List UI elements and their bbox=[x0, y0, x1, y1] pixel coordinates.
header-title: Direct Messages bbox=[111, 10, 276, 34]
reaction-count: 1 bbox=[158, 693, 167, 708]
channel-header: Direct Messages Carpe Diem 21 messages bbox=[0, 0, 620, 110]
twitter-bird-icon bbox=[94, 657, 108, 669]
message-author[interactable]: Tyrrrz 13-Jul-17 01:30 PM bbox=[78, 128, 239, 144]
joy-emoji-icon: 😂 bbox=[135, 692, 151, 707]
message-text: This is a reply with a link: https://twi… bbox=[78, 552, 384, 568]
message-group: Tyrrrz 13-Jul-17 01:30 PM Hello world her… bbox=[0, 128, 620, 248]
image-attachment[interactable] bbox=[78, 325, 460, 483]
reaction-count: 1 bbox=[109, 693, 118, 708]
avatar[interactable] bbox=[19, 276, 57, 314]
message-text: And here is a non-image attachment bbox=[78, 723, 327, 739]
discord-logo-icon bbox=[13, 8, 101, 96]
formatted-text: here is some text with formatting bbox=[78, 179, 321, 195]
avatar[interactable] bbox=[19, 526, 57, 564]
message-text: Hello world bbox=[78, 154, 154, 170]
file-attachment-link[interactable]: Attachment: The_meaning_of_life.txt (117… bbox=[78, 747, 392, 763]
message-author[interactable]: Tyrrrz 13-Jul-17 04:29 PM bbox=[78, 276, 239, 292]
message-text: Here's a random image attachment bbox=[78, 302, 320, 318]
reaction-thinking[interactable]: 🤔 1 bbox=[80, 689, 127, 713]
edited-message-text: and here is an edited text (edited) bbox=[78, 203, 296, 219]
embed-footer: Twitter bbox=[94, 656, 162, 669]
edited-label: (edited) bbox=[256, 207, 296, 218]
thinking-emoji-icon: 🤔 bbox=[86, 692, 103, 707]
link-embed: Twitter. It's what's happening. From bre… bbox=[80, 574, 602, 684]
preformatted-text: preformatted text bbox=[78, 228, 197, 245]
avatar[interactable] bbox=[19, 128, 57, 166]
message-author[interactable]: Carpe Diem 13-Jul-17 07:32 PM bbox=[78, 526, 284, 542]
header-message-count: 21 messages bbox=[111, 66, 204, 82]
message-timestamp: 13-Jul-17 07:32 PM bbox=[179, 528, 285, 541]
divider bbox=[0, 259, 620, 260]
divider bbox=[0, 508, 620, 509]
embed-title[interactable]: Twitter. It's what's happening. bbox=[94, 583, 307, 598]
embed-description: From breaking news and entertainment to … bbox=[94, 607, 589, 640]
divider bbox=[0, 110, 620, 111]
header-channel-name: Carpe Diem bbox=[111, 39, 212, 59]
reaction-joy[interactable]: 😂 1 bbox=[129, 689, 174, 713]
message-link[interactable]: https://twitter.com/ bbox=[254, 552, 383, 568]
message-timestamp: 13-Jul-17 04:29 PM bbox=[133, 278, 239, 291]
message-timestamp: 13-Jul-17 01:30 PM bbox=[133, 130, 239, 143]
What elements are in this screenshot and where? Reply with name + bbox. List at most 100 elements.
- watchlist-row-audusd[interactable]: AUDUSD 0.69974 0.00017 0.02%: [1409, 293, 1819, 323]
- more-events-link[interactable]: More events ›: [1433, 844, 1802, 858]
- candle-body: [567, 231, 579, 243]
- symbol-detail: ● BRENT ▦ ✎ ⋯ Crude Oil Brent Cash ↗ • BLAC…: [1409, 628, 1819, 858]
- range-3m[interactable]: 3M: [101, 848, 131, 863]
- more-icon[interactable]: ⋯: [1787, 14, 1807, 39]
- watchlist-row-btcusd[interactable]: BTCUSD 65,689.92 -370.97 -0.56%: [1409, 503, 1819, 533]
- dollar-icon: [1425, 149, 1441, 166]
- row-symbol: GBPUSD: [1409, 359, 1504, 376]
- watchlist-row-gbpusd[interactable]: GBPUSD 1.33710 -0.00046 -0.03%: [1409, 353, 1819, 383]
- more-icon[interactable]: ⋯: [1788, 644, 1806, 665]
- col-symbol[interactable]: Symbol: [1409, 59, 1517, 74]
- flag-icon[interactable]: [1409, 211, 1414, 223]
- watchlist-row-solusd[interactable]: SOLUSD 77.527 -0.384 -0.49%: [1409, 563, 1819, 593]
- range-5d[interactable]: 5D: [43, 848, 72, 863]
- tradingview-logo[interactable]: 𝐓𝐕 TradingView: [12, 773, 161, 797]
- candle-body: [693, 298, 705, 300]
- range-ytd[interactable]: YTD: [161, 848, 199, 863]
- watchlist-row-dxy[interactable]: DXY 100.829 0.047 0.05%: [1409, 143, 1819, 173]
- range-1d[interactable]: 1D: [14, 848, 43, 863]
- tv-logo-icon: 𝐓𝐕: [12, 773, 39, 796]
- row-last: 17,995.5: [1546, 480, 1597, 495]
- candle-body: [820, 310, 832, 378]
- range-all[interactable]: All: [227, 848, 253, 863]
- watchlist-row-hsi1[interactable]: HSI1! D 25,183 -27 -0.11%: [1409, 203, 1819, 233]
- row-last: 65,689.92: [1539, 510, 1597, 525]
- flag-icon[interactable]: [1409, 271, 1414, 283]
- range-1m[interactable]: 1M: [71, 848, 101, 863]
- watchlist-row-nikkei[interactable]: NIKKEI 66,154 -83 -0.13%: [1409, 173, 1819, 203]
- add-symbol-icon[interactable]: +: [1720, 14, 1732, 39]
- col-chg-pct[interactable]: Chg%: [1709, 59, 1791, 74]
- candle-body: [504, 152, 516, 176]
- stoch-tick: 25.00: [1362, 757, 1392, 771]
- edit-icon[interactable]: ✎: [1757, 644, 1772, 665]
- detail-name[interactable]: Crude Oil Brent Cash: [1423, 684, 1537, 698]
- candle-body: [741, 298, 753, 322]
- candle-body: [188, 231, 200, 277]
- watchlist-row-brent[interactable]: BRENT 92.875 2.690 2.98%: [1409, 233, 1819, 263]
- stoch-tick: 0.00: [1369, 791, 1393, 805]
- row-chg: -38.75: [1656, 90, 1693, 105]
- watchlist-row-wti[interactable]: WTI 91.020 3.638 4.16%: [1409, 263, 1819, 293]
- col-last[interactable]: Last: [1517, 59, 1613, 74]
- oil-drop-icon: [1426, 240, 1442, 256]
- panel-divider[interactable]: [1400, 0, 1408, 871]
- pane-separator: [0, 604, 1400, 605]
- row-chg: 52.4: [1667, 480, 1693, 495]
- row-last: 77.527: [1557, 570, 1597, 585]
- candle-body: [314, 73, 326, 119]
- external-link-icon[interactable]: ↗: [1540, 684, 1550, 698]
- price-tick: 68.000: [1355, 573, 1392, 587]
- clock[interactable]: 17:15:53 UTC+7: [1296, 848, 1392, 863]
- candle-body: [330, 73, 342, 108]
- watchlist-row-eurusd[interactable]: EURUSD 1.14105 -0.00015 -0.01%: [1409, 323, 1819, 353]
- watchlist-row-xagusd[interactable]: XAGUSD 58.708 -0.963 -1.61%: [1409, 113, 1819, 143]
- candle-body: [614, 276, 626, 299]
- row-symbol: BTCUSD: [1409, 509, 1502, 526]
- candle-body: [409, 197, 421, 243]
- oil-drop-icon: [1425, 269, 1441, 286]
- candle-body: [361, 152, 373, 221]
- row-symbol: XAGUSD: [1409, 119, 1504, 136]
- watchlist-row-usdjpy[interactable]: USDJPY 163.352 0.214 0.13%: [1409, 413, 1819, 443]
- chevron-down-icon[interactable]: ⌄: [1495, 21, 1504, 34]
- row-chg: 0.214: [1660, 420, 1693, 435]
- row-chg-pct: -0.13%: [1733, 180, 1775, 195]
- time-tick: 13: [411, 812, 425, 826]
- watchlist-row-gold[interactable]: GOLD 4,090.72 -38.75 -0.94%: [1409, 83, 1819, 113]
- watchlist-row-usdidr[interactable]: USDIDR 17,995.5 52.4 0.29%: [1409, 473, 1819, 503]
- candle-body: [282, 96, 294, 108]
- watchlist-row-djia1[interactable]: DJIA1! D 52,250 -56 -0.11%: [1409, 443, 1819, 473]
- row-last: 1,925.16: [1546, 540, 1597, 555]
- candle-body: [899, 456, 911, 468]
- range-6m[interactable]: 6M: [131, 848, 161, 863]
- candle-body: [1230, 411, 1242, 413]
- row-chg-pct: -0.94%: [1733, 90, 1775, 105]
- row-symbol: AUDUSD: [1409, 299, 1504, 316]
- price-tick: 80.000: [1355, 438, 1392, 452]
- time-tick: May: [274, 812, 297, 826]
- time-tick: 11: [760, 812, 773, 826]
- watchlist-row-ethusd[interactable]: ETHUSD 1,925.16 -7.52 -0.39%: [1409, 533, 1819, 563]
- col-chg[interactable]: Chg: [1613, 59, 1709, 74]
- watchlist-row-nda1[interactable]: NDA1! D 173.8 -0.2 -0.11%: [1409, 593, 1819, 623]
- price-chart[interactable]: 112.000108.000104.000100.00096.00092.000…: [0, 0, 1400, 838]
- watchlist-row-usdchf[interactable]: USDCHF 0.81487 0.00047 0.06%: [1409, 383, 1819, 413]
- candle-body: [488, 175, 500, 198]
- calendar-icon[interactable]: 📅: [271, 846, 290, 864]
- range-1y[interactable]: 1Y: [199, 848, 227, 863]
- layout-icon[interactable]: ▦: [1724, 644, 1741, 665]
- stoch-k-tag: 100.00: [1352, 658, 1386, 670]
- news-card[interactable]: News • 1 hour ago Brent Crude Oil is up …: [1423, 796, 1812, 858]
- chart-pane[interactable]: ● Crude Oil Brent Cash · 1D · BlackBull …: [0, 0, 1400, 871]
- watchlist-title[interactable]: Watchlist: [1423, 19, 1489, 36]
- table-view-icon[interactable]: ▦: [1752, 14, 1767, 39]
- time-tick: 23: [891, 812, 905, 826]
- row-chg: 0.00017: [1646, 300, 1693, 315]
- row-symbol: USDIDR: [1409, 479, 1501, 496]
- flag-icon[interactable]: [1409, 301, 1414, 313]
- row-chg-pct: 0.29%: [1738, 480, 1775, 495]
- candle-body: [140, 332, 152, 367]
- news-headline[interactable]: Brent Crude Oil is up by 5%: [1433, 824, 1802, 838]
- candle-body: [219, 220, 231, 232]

::::

Can you print the lines word for word, starting at the first line and ending at the line that contains "divider bbox=[0, 508, 620, 509]", with both of those lines included?

List UI elements and their bbox=[x0, y0, x1, y1] pixel coordinates.
header-title: Direct Messages bbox=[111, 10, 276, 34]
reaction-count: 1 bbox=[158, 693, 167, 708]
channel-header: Direct Messages Carpe Diem 21 messages bbox=[0, 0, 620, 110]
twitter-bird-icon bbox=[94, 657, 108, 669]
message-author[interactable]: Tyrrrz 13-Jul-17 01:30 PM bbox=[78, 128, 239, 144]
joy-emoji-icon: 😂 bbox=[135, 692, 151, 707]
message-text: This is a reply with a link: https://twi… bbox=[78, 552, 384, 568]
message-group: Tyrrrz 13-Jul-17 01:30 PM Hello world her… bbox=[0, 128, 620, 248]
image-attachment[interactable] bbox=[78, 325, 460, 483]
reaction-count: 1 bbox=[109, 693, 118, 708]
avatar[interactable] bbox=[19, 276, 57, 314]
message-text: And here is a non-image attachment bbox=[78, 723, 327, 739]
discord-logo-icon bbox=[13, 8, 101, 96]
formatted-text: here is some text with formatting bbox=[78, 179, 321, 195]
avatar[interactable] bbox=[19, 526, 57, 564]
message-text: Hello world bbox=[78, 154, 154, 170]
file-attachment-link[interactable]: Attachment: The_meaning_of_life.txt (117… bbox=[78, 747, 392, 763]
message-author[interactable]: Tyrrrz 13-Jul-17 04:29 PM bbox=[78, 276, 239, 292]
message-text: Here's a random image attachment bbox=[78, 302, 320, 318]
reaction-thinking[interactable]: 🤔 1 bbox=[80, 689, 127, 713]
edited-message-text: and here is an edited text (edited) bbox=[78, 203, 296, 219]
embed-footer: Twitter bbox=[94, 656, 162, 669]
edited-label: (edited) bbox=[256, 207, 296, 218]
thinking-emoji-icon: 🤔 bbox=[86, 692, 103, 707]
link-embed: Twitter. It's what's happening. From bre… bbox=[80, 574, 602, 684]
preformatted-text: preformatted text bbox=[78, 228, 197, 245]
avatar[interactable] bbox=[19, 128, 57, 166]
message-author[interactable]: Carpe Diem 13-Jul-17 07:32 PM bbox=[78, 526, 284, 542]
header-message-count: 21 messages bbox=[111, 66, 204, 82]
message-timestamp: 13-Jul-17 07:32 PM bbox=[179, 528, 285, 541]
divider bbox=[0, 259, 620, 260]
divider bbox=[0, 508, 620, 509]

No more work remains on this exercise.